[Work to be completed]: Collect every line that includes the string "values".

[Source records]:
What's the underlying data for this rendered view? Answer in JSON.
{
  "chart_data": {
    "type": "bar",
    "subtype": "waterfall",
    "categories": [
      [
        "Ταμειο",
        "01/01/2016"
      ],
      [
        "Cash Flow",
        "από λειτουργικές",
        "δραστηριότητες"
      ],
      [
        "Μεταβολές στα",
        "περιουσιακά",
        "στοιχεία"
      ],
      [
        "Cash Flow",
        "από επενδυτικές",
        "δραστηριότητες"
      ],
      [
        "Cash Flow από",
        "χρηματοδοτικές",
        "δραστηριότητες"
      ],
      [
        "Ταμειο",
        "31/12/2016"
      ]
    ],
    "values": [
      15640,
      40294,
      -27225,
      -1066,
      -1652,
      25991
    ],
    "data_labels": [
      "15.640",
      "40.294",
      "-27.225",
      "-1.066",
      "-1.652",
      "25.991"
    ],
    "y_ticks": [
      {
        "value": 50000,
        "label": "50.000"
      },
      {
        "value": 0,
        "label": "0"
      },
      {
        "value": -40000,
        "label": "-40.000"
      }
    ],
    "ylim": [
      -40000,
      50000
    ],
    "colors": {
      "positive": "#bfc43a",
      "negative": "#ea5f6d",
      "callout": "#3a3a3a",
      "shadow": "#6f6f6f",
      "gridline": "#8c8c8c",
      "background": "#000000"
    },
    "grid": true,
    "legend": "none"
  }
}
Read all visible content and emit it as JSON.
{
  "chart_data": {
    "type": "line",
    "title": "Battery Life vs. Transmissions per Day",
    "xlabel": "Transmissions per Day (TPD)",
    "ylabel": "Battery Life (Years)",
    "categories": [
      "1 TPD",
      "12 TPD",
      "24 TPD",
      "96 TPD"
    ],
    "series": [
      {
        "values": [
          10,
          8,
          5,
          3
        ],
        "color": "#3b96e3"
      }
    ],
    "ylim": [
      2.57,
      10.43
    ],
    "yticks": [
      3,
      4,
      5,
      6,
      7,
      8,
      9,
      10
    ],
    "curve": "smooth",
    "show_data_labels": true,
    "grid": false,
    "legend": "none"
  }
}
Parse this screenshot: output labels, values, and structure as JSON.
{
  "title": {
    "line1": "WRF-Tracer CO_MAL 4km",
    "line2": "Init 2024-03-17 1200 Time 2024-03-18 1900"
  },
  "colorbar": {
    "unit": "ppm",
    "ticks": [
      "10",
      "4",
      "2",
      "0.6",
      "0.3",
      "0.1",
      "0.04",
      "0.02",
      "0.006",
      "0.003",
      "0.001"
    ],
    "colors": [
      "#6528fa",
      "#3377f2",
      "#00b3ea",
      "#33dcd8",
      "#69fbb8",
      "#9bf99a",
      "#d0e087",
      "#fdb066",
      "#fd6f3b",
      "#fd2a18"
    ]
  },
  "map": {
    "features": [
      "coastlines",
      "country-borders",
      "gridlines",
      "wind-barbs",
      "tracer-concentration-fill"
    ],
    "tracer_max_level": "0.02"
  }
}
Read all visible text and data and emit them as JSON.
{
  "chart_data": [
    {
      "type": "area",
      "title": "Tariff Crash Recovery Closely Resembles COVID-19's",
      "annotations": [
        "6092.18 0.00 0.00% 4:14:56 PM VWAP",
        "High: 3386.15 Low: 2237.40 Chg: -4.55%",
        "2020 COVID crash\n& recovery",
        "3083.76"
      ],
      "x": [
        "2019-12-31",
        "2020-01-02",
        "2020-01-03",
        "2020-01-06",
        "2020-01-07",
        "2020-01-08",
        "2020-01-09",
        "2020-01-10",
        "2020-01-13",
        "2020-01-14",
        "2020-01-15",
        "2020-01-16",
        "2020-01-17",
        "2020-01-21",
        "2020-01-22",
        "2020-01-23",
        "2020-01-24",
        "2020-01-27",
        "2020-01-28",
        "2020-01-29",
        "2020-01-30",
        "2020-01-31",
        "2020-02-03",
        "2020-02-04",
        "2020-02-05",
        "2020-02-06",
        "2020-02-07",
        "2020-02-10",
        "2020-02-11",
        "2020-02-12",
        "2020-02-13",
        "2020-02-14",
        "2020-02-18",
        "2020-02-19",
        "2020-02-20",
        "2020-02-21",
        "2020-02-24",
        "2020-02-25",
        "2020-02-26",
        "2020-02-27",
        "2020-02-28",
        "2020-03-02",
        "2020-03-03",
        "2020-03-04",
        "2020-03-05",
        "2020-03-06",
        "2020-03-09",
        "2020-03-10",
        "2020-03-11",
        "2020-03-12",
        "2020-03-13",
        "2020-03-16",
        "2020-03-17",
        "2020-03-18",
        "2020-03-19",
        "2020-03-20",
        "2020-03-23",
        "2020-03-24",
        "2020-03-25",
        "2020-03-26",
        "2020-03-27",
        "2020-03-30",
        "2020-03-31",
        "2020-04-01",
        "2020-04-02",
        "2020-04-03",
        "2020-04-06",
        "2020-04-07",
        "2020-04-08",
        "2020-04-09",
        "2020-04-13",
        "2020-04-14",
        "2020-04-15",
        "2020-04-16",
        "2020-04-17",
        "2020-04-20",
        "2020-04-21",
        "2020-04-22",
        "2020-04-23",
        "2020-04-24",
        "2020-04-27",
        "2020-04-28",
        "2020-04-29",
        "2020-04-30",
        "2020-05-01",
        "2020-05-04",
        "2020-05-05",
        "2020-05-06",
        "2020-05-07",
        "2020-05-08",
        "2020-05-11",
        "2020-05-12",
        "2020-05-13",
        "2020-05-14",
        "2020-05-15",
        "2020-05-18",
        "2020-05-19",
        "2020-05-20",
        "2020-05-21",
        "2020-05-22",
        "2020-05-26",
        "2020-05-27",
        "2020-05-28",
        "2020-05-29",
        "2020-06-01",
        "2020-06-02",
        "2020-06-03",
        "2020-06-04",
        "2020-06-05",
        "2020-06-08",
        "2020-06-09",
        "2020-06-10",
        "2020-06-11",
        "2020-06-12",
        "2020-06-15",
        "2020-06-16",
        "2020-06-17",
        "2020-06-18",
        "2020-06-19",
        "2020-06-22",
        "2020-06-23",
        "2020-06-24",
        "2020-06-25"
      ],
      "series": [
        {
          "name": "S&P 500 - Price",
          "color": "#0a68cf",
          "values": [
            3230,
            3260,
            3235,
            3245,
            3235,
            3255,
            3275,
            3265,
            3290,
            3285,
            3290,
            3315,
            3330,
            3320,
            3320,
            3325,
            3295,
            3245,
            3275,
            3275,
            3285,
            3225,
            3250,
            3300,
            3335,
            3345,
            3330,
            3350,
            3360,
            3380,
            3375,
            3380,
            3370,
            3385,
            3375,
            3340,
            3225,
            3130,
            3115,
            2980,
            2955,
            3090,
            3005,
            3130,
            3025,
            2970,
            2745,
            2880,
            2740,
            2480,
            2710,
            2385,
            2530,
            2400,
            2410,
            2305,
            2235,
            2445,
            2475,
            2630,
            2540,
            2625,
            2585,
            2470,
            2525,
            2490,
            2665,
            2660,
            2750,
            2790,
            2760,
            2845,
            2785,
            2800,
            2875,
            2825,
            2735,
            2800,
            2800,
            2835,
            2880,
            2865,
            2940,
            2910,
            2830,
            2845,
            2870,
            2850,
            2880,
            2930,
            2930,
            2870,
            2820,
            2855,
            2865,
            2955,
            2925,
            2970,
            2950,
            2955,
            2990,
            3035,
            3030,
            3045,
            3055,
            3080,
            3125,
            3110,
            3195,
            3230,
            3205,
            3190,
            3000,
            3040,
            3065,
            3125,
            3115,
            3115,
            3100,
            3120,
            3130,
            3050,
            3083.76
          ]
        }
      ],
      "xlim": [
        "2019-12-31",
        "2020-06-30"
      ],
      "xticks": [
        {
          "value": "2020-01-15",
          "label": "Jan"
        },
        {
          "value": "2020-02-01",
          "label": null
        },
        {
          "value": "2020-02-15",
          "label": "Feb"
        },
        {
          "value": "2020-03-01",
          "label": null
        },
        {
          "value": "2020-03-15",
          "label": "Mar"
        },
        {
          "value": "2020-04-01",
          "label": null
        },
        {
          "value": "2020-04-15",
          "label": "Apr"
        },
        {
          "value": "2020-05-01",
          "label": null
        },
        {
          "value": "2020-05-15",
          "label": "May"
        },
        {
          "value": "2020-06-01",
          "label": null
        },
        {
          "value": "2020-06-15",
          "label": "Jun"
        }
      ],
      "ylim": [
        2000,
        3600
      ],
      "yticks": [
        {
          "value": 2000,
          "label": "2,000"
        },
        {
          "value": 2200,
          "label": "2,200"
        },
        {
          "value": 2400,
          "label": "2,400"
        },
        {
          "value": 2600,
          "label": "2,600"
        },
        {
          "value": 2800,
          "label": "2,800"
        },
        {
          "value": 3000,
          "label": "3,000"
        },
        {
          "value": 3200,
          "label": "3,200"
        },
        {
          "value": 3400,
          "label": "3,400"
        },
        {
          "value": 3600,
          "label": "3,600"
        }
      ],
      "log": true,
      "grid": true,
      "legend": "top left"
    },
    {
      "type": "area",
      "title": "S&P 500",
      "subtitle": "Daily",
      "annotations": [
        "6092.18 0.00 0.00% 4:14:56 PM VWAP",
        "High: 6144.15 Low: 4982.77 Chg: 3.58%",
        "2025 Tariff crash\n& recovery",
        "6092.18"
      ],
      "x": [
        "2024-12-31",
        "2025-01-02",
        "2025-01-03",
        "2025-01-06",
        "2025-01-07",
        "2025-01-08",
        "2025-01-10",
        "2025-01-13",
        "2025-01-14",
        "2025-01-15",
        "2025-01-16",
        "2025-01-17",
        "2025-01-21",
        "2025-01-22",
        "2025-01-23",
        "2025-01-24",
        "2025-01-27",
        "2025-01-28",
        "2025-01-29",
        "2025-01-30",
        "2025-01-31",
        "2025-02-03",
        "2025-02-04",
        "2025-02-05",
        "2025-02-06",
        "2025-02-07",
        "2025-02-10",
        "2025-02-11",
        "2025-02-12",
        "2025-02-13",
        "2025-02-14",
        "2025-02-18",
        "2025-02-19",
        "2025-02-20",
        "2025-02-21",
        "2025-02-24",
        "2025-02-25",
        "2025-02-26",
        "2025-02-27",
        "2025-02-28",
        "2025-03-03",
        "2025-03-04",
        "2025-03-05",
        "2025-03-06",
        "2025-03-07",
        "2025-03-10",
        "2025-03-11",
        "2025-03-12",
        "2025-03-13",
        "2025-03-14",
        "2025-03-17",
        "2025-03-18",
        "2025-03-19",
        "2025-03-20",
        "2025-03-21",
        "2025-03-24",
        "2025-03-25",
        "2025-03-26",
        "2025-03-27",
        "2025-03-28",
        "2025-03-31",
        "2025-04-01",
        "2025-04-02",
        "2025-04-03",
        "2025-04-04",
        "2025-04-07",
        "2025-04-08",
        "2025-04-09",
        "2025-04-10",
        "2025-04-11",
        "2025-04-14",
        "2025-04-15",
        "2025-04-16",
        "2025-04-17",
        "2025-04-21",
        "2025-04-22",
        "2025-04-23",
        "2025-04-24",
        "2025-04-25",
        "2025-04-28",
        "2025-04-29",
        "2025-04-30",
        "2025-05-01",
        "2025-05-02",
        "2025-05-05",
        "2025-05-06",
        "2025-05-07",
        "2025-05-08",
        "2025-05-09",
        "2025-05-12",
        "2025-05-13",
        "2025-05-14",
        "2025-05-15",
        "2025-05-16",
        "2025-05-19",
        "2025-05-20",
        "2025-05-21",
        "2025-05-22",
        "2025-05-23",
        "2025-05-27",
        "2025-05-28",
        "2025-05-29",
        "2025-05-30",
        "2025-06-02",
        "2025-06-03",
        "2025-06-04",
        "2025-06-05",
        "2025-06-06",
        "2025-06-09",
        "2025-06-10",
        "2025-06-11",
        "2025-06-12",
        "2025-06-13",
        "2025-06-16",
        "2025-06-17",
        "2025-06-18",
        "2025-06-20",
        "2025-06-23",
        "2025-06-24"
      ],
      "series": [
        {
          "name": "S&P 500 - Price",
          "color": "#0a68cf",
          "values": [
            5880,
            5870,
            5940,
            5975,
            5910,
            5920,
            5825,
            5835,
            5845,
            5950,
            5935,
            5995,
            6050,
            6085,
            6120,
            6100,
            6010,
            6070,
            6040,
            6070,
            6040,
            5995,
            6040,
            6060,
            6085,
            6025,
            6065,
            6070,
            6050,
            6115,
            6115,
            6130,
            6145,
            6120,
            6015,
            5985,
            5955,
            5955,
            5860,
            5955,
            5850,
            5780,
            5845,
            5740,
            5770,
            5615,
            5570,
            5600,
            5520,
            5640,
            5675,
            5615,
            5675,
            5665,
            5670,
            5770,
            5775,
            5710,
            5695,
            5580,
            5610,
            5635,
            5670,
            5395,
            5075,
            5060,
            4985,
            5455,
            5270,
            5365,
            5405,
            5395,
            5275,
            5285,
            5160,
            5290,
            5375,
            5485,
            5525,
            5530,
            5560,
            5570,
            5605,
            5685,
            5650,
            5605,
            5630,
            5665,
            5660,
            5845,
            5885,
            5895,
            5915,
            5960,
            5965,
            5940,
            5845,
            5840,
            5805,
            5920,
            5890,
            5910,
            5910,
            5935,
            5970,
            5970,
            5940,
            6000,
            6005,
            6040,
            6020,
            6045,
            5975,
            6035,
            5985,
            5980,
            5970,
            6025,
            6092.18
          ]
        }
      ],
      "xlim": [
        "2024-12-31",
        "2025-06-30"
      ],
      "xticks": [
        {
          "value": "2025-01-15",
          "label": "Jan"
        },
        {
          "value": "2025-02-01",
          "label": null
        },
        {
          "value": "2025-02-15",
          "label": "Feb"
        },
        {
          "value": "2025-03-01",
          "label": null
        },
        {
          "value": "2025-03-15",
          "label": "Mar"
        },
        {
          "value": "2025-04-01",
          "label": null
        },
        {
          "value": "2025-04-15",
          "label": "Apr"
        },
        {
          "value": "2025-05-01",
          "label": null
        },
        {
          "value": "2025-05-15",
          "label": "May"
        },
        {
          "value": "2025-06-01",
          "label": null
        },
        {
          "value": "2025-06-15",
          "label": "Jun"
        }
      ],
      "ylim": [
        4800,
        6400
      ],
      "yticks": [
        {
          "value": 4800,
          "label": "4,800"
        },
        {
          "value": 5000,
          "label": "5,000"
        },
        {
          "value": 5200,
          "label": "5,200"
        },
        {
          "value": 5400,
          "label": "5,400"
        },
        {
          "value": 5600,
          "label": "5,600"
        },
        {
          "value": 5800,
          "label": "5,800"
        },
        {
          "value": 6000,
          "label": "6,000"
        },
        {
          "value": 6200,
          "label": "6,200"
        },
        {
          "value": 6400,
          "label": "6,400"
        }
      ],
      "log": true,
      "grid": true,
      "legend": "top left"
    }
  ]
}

[Expected output]:
    "values": [
        "values": [
Parse this screenshot: output labels, values, and structure as JSON.
          "values": [
          "values": [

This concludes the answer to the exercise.